____ Data provided

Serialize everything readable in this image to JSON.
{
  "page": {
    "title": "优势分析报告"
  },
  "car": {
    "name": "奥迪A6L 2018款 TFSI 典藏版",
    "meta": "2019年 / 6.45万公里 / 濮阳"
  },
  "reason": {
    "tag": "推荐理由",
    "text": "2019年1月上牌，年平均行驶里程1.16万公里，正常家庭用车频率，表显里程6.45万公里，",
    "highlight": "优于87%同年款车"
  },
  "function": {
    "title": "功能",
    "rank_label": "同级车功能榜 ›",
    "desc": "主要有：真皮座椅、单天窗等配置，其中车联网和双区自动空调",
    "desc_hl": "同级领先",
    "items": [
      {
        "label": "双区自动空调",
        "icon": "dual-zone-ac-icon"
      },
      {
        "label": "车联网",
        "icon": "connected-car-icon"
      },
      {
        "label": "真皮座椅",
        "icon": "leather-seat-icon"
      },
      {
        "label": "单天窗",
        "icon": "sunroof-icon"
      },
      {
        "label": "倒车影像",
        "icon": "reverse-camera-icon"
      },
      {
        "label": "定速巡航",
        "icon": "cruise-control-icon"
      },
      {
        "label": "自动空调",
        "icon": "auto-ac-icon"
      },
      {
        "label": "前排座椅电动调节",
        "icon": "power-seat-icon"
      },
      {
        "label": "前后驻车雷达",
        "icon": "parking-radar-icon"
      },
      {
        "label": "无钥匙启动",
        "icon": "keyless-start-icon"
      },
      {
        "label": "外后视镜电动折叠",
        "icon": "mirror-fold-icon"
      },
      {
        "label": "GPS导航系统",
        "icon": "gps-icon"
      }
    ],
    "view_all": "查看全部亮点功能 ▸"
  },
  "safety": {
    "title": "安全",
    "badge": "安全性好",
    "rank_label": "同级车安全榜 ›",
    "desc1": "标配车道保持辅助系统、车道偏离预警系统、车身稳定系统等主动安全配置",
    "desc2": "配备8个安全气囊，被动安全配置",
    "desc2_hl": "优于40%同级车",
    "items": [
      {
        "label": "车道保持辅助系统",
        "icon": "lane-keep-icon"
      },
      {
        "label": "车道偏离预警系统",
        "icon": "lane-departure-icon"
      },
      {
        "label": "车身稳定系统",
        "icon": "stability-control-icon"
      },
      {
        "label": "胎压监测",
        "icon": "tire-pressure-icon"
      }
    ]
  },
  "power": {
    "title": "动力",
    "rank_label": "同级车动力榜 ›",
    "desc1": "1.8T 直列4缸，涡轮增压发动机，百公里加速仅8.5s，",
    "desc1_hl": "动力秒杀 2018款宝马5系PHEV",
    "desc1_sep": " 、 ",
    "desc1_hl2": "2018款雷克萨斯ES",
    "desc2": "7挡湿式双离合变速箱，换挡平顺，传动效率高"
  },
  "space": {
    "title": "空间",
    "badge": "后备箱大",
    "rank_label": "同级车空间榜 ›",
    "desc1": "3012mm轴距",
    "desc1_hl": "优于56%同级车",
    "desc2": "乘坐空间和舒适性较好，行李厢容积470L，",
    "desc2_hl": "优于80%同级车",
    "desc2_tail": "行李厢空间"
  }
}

________

Nothing in the data may differ; print all of it exactly as written.

■ Answer for the task ■
Serialize everything readable in this image to JSON.
{
  "page": {
    "title": "优势分析报告"
  },
  "car": {
    "name": "奥迪A6L 2018款 TFSI 典藏版",
    "meta": "2019年 / 6.45万公里 / 濮阳"
  },
  "reason": {
    "tag": "推荐理由",
    "text": "2019年1月上牌，年平均行驶里程1.16万公里，正常家庭用车频率，表显里程6.45万公里，",
    "highlight": "优于87%同年款车"
  },
  "function": {
    "title": "功能",
    "rank_label": "同级车功能榜 ›",
    "desc": "主要有：真皮座椅、单天窗等配置，其中车联网和双区自动空调",
    "desc_hl": "同级领先",
    "items": [
      {
        "label": "双区自动空调",
        "icon": "dual-zone-ac-icon"
      },
      {
        "label": "车联网",
        "icon": "connected-car-icon"
      },
      {
        "label": "真皮座椅",
        "icon": "leather-seat-icon"
      },
      {
        "label": "单天窗",
        "icon": "sunroof-icon"
      },
      {
        "label": "倒车影像",
        "icon": "reverse-camera-icon"
      },
      {
        "label": "定速巡航",
        "icon": "cruise-control-icon"
      },
      {
        "label": "自动空调",
        "icon": "auto-ac-icon"
      },
      {
        "label": "前排座椅电动调节",
        "icon": "power-seat-icon"
      },
      {
        "label": "前后驻车雷达",
        "icon": "parking-radar-icon"
      },
      {
        "label": "无钥匙启动",
        "icon": "keyless-start-icon"
      },
      {
        "label": "外后视镜电动折叠",
        "icon": "mirror-fold-icon"
      },
      {
        "label": "GPS导航系统",
        "icon": "gps-icon"
      }
    ],
    "view_all": "查看全部亮点功能 ▸"
  },
  "safety": {
    "title": "安全",
    "badge": "安全性好",
    "rank_label": "同级车安全榜 ›",
    "desc1": "标配车道保持辅助系统、车道偏离预警系统、车身稳定系统等主动安全配置",
    "desc2": "配备8个安全气囊，被动安全配置",
    "desc2_hl": "优于40%同级车",
    "items": [
      {
        "label": "车道保持辅助系统",
        "icon": "lane-keep-icon"
      },
      {
        "label": "车道偏离预警系统",
        "icon": "lane-departure-icon"
      },
      {
        "label": "车身稳定系统",
        "icon": "stability-control-icon"
      },
      {
        "label": "胎压监测",
        "icon": "tire-pressure-icon"
      }
    ]
  },
  "power": {
    "title": "动力",
    "rank_label": "同级车动力榜 ›",
    "desc1": "1.8T 直列4缸，涡轮增压发动机，百公里加速仅8.5s，",
    "desc1_hl": "动力秒杀 2018款宝马5系PHEV",
    "desc1_sep": " 、 ",
    "desc1_hl2": "2018款雷克萨斯ES",
    "desc2": "7挡湿式双离合变速箱，换挡平顺，传动效率高"
  },
  "space": {
    "title": "空间",
    "badge": "后备箱大",
    "rank_label": "同级车空间榜 ›",
    "desc1": "3012mm轴距",
    "desc1_hl": "优于56%同级车",
    "desc2": "乘坐空间和舒适性较好，行李厢容积470L，",
    "desc2_hl": "优于80%同级车",
    "desc2_tail": "行李厢空间"
  }
}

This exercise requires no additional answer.